_INSTRUCTIONS FOR THE TASK:_ Gather all lines in the data that hold the string "PACKER".

_TASK INPUT:_
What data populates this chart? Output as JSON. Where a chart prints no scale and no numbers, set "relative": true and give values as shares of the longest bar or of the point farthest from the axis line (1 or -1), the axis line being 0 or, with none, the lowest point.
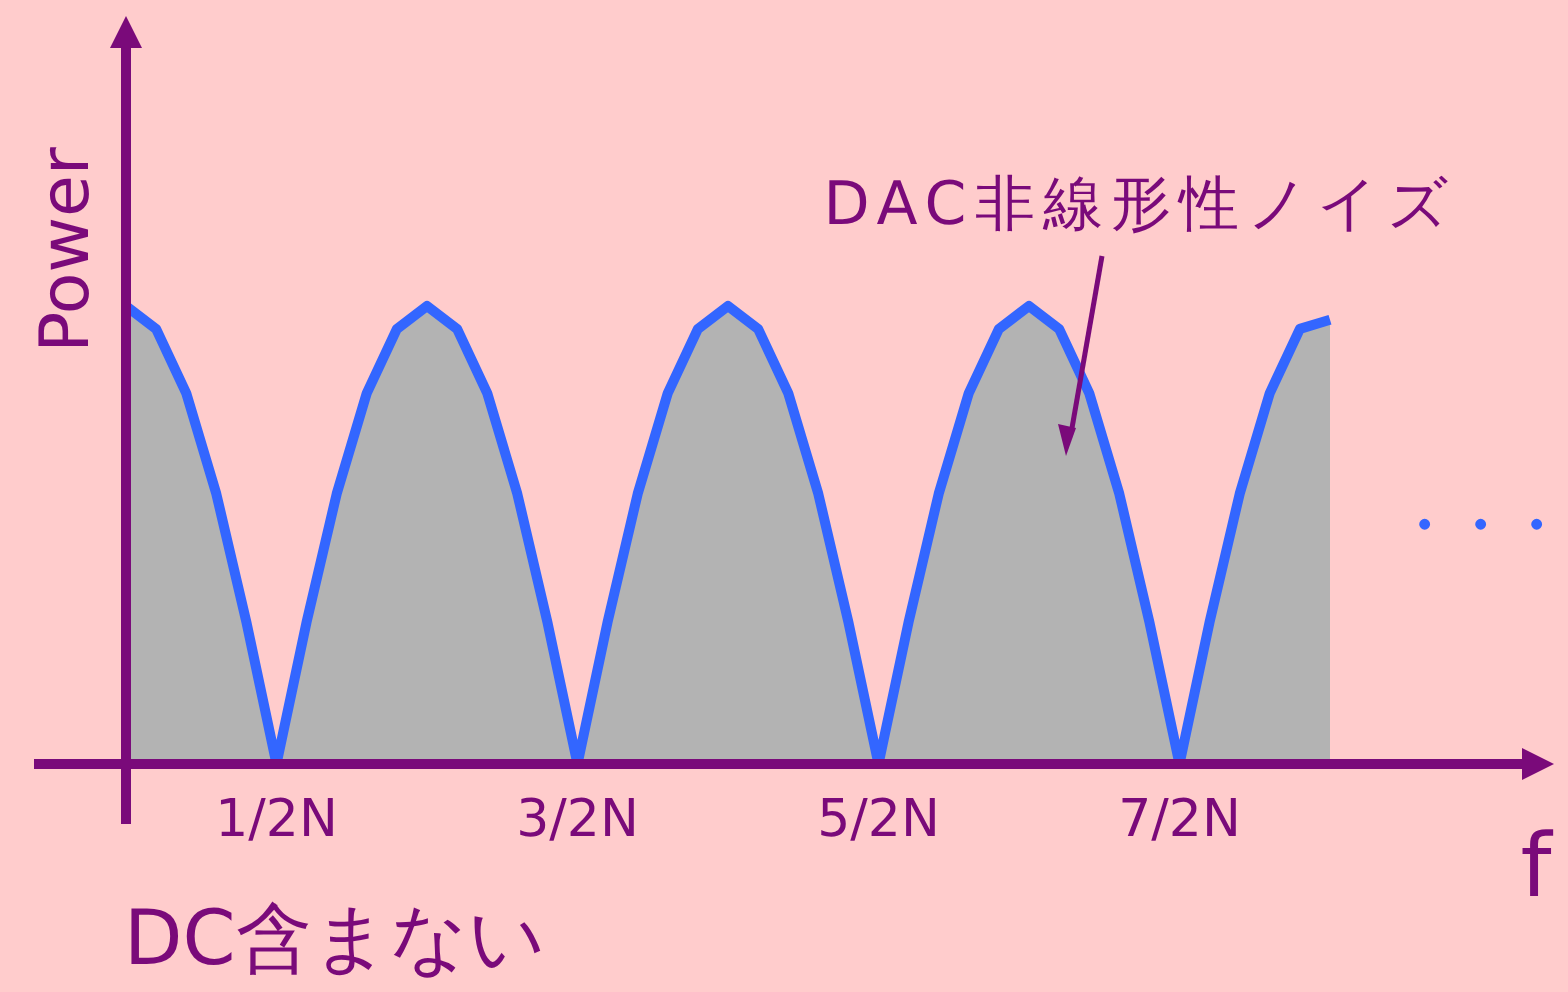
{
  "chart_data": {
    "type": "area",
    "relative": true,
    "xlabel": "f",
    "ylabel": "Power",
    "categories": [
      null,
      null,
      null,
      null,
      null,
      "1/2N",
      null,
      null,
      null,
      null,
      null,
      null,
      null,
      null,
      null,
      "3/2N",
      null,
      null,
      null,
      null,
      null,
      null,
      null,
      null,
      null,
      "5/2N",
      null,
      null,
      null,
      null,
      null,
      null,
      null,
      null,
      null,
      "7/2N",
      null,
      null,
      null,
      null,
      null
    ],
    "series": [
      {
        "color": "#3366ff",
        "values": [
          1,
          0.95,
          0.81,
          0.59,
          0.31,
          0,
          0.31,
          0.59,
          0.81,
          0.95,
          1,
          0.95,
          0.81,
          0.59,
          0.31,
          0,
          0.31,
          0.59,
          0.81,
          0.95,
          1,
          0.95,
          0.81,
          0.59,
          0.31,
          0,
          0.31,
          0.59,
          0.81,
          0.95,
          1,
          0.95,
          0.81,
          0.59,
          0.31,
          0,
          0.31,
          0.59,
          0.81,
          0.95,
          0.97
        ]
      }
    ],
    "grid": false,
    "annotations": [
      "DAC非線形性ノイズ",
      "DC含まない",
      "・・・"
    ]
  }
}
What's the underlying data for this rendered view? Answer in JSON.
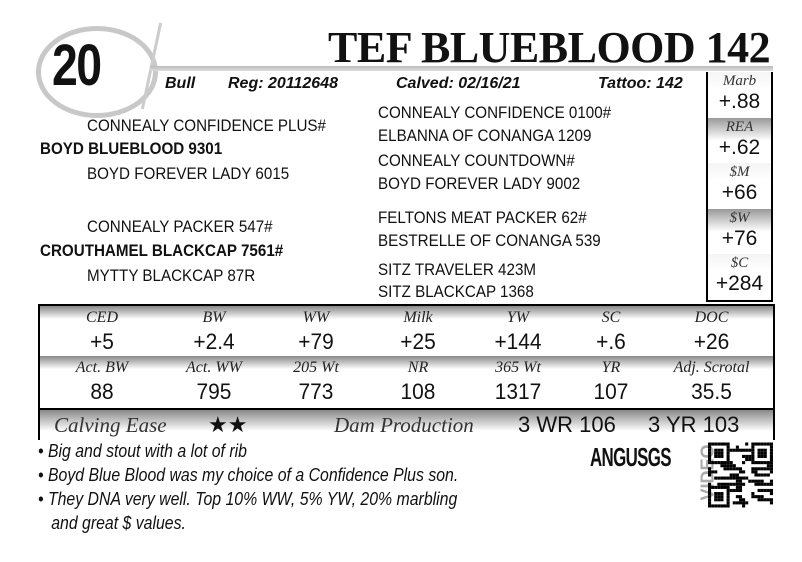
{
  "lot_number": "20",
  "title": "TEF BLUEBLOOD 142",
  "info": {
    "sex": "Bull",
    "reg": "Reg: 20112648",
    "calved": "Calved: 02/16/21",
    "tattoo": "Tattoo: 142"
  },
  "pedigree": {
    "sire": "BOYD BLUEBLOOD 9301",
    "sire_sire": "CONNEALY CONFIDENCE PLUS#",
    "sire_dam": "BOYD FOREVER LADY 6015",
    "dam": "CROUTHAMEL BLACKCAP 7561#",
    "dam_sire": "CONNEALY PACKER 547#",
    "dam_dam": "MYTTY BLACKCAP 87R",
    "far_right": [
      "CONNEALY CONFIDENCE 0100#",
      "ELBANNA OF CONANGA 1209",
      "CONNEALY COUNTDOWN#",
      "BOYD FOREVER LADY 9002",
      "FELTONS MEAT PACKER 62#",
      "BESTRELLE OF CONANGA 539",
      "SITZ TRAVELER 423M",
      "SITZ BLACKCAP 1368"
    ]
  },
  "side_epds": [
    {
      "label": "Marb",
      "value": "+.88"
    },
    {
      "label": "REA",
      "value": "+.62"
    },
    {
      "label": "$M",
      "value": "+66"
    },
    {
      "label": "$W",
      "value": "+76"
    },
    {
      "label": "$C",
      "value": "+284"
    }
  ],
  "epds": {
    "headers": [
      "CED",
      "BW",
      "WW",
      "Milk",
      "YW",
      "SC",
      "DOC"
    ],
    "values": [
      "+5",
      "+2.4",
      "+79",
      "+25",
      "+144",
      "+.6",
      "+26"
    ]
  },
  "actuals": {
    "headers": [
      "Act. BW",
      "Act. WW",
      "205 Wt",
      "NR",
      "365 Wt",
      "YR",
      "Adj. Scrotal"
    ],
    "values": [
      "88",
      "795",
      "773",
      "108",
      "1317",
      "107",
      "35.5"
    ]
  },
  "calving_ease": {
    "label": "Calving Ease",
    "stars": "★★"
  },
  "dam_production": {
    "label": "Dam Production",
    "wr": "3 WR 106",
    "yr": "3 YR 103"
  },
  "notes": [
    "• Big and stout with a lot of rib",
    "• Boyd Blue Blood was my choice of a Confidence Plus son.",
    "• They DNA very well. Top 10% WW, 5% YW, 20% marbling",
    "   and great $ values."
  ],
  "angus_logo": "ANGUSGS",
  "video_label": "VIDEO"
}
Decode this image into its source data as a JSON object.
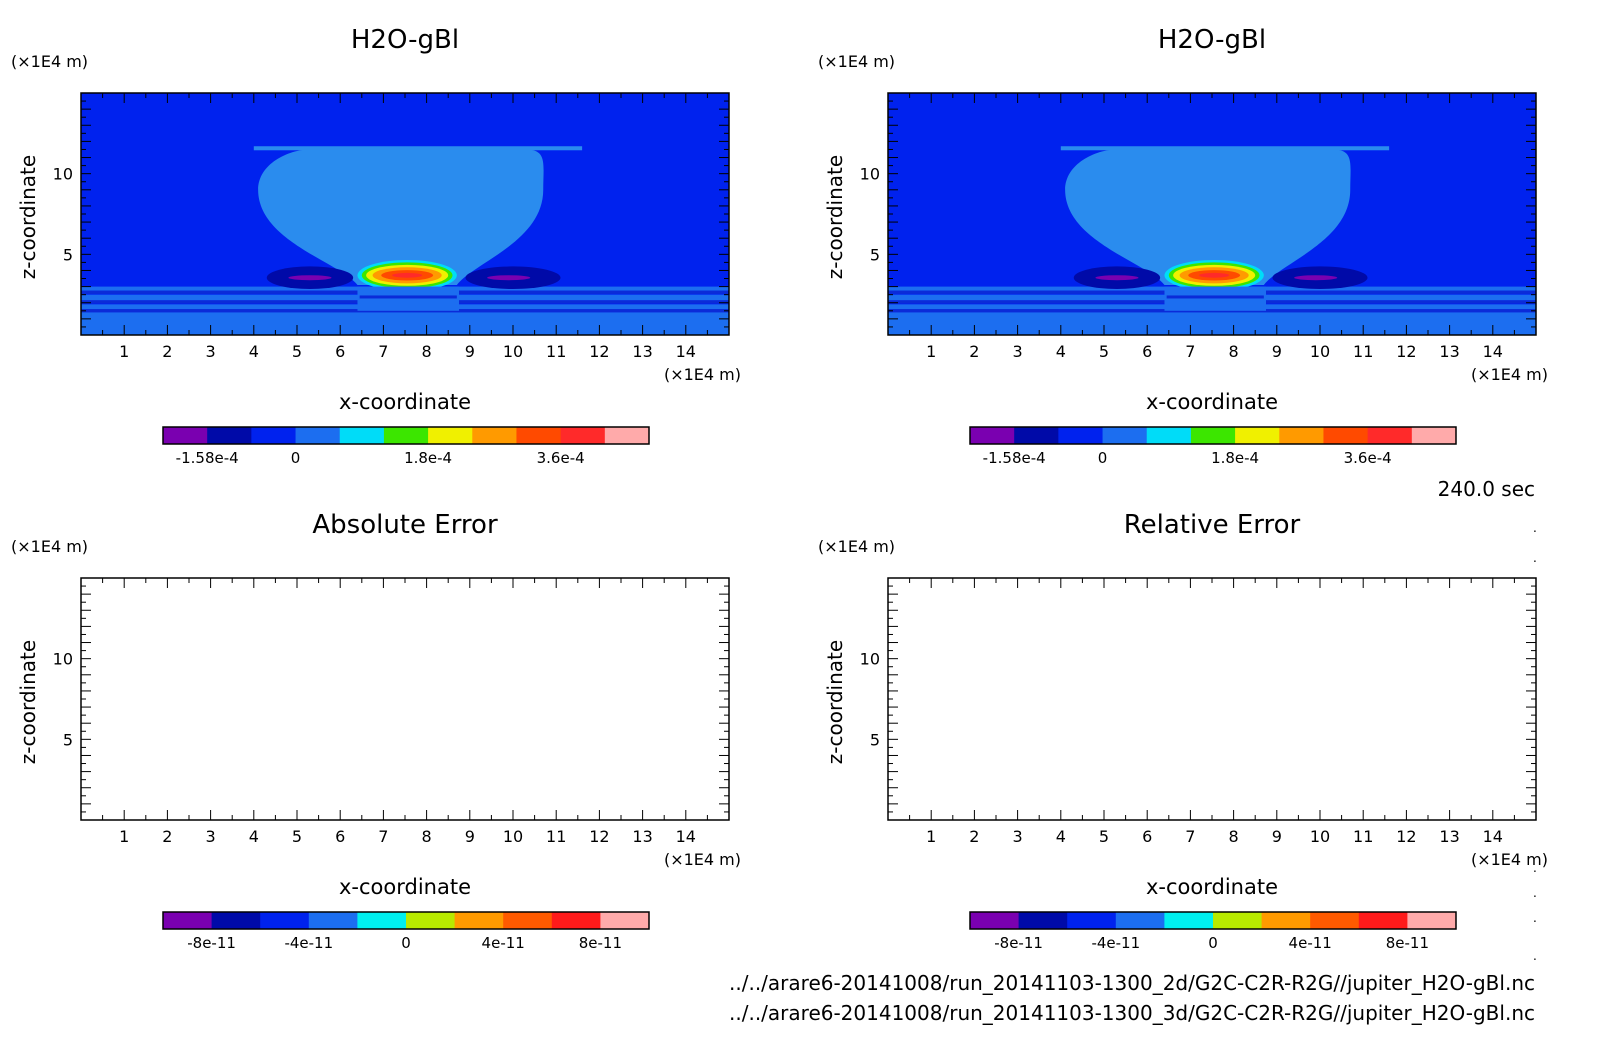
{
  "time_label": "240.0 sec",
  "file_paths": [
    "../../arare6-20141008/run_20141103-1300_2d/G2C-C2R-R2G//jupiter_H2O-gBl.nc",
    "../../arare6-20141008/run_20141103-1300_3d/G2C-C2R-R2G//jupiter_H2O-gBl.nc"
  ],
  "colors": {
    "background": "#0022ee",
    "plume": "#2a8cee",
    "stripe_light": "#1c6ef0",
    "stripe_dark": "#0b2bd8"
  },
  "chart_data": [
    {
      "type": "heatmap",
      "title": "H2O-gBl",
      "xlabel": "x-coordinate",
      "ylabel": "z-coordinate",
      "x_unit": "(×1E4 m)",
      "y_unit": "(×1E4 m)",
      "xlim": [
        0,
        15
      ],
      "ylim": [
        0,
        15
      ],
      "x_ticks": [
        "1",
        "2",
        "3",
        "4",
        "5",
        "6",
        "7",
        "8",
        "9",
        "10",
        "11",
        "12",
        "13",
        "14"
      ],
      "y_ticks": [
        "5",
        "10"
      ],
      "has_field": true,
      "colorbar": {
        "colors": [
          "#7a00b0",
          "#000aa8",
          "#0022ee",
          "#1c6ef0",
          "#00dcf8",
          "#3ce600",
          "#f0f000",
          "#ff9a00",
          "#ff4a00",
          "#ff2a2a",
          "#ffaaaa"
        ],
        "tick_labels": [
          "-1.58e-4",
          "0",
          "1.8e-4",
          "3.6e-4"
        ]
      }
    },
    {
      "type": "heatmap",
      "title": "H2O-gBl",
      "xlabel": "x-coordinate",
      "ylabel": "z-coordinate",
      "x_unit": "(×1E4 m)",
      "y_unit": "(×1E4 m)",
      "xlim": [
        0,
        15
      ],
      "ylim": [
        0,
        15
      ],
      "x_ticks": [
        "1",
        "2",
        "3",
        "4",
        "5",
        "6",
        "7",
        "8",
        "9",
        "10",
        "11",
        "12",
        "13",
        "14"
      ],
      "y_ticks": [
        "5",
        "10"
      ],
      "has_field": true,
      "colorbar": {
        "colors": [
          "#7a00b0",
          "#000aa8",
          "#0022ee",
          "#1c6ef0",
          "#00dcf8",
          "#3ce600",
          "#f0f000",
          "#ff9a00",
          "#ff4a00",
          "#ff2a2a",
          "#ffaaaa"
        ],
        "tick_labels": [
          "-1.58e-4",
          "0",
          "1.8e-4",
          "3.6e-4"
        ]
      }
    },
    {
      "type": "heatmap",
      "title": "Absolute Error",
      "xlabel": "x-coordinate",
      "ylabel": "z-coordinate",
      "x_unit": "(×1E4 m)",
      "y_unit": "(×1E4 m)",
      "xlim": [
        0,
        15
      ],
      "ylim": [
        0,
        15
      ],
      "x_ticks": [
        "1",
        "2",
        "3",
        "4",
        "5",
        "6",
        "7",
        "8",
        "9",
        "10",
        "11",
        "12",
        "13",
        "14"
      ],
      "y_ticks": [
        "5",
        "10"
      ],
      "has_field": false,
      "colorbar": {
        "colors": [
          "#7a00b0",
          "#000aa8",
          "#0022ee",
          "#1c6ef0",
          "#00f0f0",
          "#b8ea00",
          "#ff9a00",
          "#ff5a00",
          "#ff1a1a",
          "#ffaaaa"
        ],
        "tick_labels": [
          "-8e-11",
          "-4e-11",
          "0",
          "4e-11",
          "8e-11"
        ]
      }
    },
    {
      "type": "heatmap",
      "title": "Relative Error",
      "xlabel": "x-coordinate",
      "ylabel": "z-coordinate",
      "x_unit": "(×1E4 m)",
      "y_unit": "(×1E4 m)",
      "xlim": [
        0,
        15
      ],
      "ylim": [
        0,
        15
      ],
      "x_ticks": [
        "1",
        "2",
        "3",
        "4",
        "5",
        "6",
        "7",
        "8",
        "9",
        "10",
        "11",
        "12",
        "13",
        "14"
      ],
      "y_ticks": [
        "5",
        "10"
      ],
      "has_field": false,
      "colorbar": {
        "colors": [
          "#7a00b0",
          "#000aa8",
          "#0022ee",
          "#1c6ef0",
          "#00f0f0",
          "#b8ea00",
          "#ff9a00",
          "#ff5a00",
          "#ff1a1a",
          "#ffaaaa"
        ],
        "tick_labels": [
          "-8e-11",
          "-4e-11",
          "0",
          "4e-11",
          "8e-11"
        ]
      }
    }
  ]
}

_RIGHT ANSWER:_
    "dam_sire": "CONNEALY PACKER 547#",
      "FELTONS MEAT PACKER 62#",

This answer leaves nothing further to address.